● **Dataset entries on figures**
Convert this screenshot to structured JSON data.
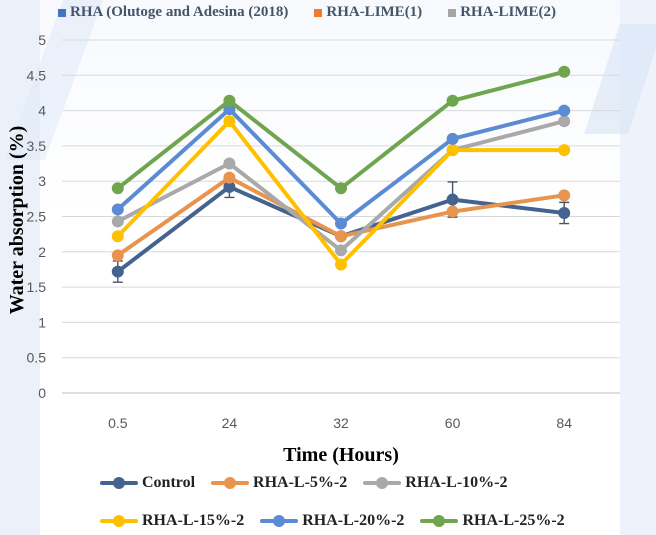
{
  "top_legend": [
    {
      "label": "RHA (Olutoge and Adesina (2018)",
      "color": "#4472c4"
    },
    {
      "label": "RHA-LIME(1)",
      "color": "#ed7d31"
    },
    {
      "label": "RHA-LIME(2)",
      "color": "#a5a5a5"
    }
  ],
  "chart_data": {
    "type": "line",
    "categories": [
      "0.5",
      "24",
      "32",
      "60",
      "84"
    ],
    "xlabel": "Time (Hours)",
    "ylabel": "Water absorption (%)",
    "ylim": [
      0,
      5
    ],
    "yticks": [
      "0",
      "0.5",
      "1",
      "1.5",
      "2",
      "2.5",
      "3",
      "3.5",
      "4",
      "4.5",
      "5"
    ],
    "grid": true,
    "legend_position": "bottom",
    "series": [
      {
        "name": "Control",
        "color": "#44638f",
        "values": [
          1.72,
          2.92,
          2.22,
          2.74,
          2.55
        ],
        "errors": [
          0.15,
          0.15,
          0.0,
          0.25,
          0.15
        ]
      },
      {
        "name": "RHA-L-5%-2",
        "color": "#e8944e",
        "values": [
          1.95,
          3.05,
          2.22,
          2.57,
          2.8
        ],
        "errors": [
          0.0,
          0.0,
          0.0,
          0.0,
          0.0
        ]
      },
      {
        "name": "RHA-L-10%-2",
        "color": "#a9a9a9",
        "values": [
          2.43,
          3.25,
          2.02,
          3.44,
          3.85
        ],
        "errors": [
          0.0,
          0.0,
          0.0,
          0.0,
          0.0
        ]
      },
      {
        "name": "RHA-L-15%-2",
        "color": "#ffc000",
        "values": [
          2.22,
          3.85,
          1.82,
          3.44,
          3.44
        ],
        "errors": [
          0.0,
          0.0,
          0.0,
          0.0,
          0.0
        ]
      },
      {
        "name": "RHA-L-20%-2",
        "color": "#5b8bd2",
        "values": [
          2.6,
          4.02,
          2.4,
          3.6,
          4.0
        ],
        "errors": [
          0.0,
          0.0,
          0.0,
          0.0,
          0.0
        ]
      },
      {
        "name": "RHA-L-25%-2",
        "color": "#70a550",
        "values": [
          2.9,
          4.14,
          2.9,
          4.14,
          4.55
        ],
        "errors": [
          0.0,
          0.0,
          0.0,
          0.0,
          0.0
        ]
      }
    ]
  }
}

● **SHORT TASK**
Quote the records above in full, dropping each picture.

● **EXERCISE RESPONSE**
Convert this screenshot to structured JSON data.
{
  "top_legend": [
    {
      "label": "RHA (Olutoge and Adesina (2018)",
      "color": "#4472c4"
    },
    {
      "label": "RHA-LIME(1)",
      "color": "#ed7d31"
    },
    {
      "label": "RHA-LIME(2)",
      "color": "#a5a5a5"
    }
  ],
  "chart_data": {
    "type": "line",
    "categories": [
      "0.5",
      "24",
      "32",
      "60",
      "84"
    ],
    "xlabel": "Time (Hours)",
    "ylabel": "Water absorption (%)",
    "ylim": [
      0,
      5
    ],
    "yticks": [
      "0",
      "0.5",
      "1",
      "1.5",
      "2",
      "2.5",
      "3",
      "3.5",
      "4",
      "4.5",
      "5"
    ],
    "grid": true,
    "legend_position": "bottom",
    "series": [
      {
        "name": "Control",
        "color": "#44638f",
        "values": [
          1.72,
          2.92,
          2.22,
          2.74,
          2.55
        ],
        "errors": [
          0.15,
          0.15,
          0.0,
          0.25,
          0.15
        ]
      },
      {
        "name": "RHA-L-5%-2",
        "color": "#e8944e",
        "values": [
          1.95,
          3.05,
          2.22,
          2.57,
          2.8
        ],
        "errors": [
          0.0,
          0.0,
          0.0,
          0.0,
          0.0
        ]
      },
      {
        "name": "RHA-L-10%-2",
        "color": "#a9a9a9",
        "values": [
          2.43,
          3.25,
          2.02,
          3.44,
          3.85
        ],
        "errors": [
          0.0,
          0.0,
          0.0,
          0.0,
          0.0
        ]
      },
      {
        "name": "RHA-L-15%-2",
        "color": "#ffc000",
        "values": [
          2.22,
          3.85,
          1.82,
          3.44,
          3.44
        ],
        "errors": [
          0.0,
          0.0,
          0.0,
          0.0,
          0.0
        ]
      },
      {
        "name": "RHA-L-20%-2",
        "color": "#5b8bd2",
        "values": [
          2.6,
          4.02,
          2.4,
          3.6,
          4.0
        ],
        "errors": [
          0.0,
          0.0,
          0.0,
          0.0,
          0.0
        ]
      },
      {
        "name": "RHA-L-25%-2",
        "color": "#70a550",
        "values": [
          2.9,
          4.14,
          2.9,
          4.14,
          4.55
        ],
        "errors": [
          0.0,
          0.0,
          0.0,
          0.0,
          0.0
        ]
      }
    ]
  }
}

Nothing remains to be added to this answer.